Start of The records

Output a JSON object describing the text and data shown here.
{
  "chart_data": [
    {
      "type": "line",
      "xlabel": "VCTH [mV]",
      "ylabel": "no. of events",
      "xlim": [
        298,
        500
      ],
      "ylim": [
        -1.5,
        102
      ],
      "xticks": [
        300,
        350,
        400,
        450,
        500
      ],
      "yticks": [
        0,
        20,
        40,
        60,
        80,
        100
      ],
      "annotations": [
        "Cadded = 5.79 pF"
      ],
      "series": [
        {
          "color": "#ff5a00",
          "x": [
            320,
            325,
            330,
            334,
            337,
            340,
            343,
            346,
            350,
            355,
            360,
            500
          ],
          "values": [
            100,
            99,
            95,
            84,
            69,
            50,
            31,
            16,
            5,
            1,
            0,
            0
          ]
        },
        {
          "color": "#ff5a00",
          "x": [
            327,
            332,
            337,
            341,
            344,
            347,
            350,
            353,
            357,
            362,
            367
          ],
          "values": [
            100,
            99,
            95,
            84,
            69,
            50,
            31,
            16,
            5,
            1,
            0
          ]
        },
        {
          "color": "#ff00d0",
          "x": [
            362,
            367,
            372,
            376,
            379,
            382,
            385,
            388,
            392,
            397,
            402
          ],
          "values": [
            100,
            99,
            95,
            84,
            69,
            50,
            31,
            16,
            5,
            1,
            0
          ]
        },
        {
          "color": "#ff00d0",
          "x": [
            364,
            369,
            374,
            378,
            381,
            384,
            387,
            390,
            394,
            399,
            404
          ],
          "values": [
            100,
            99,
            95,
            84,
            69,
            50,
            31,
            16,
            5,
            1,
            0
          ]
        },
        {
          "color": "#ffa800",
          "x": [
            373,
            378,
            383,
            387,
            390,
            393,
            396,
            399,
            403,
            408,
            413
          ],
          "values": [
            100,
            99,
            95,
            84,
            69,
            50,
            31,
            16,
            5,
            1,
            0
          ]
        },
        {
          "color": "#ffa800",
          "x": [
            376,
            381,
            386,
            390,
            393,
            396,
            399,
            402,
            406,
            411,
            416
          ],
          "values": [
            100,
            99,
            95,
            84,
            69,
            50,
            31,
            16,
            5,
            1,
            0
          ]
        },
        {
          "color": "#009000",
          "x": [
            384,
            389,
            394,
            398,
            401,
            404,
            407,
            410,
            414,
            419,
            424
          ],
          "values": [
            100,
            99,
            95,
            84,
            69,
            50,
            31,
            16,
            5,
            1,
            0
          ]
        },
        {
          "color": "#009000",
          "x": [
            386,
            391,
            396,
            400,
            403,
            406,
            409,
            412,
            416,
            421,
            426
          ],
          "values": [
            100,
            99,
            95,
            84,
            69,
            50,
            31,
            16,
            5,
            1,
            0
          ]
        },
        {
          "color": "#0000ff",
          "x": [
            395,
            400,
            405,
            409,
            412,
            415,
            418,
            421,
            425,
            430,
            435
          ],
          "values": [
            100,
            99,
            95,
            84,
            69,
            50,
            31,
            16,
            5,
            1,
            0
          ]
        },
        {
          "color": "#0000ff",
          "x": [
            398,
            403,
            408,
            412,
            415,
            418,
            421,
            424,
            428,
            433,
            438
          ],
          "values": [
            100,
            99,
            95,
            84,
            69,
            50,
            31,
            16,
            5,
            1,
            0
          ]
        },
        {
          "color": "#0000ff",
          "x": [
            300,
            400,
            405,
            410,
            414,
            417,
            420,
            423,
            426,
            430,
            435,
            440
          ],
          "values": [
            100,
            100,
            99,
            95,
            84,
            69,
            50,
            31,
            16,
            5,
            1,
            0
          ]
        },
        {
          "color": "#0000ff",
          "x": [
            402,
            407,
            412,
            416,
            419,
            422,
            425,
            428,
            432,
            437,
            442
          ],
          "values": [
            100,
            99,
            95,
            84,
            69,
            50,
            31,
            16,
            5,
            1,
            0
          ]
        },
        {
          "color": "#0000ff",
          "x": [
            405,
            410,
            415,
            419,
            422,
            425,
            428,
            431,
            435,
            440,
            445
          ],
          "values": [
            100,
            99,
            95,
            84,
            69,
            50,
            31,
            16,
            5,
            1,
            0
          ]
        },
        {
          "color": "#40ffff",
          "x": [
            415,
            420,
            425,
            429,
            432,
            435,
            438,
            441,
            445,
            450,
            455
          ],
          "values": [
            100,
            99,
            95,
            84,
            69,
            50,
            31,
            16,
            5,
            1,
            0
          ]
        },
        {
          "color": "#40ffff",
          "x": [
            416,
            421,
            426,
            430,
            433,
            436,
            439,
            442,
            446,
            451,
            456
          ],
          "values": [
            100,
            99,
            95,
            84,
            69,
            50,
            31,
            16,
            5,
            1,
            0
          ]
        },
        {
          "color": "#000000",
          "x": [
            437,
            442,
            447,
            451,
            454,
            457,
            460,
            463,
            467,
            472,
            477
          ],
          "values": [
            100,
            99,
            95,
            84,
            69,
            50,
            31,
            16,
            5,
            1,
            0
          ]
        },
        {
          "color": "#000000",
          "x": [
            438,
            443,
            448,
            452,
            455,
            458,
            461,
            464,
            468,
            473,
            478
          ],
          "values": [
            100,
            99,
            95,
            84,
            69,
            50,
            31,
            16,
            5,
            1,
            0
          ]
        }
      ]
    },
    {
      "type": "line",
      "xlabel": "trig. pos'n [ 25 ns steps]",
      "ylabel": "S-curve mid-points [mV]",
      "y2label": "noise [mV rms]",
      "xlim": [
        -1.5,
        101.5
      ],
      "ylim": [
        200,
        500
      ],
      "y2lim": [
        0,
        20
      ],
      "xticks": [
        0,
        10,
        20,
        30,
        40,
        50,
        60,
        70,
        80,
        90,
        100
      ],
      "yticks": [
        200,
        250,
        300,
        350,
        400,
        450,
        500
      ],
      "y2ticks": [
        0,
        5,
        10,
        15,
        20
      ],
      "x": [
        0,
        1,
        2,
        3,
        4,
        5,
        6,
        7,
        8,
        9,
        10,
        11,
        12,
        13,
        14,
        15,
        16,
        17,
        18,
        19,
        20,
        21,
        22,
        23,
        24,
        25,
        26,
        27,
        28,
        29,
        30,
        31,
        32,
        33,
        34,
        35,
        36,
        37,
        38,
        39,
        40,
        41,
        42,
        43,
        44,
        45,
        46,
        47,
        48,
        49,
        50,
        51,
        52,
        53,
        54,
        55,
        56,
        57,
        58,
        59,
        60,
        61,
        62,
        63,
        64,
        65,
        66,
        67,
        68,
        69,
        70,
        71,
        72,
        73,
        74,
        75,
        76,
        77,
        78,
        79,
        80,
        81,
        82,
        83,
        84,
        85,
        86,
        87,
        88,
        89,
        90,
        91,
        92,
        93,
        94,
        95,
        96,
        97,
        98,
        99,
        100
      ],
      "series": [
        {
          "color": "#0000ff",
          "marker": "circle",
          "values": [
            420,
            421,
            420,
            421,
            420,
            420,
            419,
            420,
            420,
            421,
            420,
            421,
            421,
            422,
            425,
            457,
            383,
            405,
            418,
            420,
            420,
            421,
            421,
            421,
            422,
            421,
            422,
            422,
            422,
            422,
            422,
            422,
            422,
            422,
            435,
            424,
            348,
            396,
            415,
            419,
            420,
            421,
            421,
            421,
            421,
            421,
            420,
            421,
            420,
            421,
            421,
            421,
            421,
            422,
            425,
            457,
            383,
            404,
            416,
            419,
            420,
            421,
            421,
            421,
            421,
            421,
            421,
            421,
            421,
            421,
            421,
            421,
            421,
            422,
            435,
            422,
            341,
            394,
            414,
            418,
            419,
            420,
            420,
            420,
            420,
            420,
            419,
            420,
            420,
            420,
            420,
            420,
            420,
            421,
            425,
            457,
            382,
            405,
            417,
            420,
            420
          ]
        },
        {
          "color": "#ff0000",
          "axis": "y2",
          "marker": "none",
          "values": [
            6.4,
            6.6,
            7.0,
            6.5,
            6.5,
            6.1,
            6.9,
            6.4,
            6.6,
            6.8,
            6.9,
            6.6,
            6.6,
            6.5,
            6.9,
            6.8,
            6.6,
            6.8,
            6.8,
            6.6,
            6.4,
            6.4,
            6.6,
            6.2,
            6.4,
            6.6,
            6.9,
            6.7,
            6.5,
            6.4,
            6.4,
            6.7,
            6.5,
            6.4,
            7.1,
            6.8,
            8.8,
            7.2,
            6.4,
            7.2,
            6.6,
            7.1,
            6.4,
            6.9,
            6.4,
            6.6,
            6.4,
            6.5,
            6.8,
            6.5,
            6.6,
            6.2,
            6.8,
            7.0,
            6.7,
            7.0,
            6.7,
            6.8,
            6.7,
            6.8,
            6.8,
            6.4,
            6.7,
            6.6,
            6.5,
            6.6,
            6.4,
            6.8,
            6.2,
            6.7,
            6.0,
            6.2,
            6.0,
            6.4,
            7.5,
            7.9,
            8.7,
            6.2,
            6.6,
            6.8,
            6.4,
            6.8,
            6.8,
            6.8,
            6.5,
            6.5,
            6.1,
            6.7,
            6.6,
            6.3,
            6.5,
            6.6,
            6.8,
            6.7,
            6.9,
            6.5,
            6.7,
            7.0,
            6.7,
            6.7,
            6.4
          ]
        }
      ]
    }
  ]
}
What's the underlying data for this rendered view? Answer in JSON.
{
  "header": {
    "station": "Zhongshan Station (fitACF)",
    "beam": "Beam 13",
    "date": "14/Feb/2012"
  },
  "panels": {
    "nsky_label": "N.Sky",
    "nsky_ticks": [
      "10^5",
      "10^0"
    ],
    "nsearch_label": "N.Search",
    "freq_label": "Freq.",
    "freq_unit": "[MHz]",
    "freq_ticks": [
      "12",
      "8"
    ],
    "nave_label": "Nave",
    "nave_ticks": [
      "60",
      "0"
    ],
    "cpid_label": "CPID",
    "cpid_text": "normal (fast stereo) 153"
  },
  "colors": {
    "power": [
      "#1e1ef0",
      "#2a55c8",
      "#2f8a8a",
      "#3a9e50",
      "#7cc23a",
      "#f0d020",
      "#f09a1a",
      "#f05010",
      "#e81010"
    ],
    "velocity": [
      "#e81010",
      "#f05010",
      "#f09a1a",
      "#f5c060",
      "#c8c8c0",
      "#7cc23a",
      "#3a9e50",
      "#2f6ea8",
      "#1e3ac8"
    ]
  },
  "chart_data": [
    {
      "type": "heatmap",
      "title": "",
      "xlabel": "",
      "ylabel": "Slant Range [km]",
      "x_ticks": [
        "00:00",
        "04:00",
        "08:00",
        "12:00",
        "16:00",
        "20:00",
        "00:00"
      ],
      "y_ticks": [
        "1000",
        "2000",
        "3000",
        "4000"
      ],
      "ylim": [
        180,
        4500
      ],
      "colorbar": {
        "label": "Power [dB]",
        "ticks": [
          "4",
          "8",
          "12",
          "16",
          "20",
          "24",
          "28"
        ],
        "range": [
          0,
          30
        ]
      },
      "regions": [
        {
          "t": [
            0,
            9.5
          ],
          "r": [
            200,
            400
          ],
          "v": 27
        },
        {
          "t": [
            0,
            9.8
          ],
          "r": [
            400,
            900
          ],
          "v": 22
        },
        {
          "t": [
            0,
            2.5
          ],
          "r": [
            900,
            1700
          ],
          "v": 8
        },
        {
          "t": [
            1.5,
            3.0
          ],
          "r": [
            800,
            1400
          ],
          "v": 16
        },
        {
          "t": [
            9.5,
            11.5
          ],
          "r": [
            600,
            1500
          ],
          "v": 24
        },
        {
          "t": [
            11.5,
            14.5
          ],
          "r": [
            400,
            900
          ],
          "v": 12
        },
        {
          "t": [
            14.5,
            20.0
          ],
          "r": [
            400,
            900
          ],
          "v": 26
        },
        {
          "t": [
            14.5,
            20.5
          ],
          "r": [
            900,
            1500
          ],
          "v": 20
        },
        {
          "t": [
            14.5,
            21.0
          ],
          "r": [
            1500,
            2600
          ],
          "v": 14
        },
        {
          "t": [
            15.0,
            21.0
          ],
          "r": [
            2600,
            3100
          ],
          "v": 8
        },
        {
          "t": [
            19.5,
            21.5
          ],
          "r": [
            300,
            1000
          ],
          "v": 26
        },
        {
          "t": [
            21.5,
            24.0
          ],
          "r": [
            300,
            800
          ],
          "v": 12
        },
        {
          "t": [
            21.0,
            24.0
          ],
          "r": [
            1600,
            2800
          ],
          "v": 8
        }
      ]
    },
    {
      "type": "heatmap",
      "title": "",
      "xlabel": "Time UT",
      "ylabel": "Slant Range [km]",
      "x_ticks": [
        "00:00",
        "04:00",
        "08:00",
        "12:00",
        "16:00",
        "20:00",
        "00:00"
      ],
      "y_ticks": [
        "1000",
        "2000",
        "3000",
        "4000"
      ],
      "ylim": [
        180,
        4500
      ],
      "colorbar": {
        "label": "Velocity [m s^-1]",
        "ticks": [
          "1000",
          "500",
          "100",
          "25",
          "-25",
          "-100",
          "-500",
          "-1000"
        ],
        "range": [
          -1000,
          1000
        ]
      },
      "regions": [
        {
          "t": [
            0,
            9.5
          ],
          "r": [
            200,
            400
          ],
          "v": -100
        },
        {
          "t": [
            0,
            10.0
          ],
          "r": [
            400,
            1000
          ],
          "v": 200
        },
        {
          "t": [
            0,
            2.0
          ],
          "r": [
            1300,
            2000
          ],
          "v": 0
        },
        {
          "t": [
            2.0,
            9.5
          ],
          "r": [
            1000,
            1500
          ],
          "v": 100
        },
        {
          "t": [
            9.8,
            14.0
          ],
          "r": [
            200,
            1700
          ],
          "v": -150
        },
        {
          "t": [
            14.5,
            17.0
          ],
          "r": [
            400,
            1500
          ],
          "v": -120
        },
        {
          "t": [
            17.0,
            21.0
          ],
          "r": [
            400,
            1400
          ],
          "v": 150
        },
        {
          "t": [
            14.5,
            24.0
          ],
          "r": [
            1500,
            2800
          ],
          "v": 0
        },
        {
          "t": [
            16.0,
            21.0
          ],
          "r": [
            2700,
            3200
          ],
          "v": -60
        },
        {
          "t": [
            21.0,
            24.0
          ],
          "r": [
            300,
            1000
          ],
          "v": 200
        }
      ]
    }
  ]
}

End of The records

▶ [What the task asks] For each line above that contains the word "ylabel", copy that line.

▶ [Finished answer]
      "ylabel": "no. of events",
      "ylabel": "S-curve mid-points [mV]",
      "ylabel": "Slant Range [km]",
      "ylabel": "Slant Range [km]",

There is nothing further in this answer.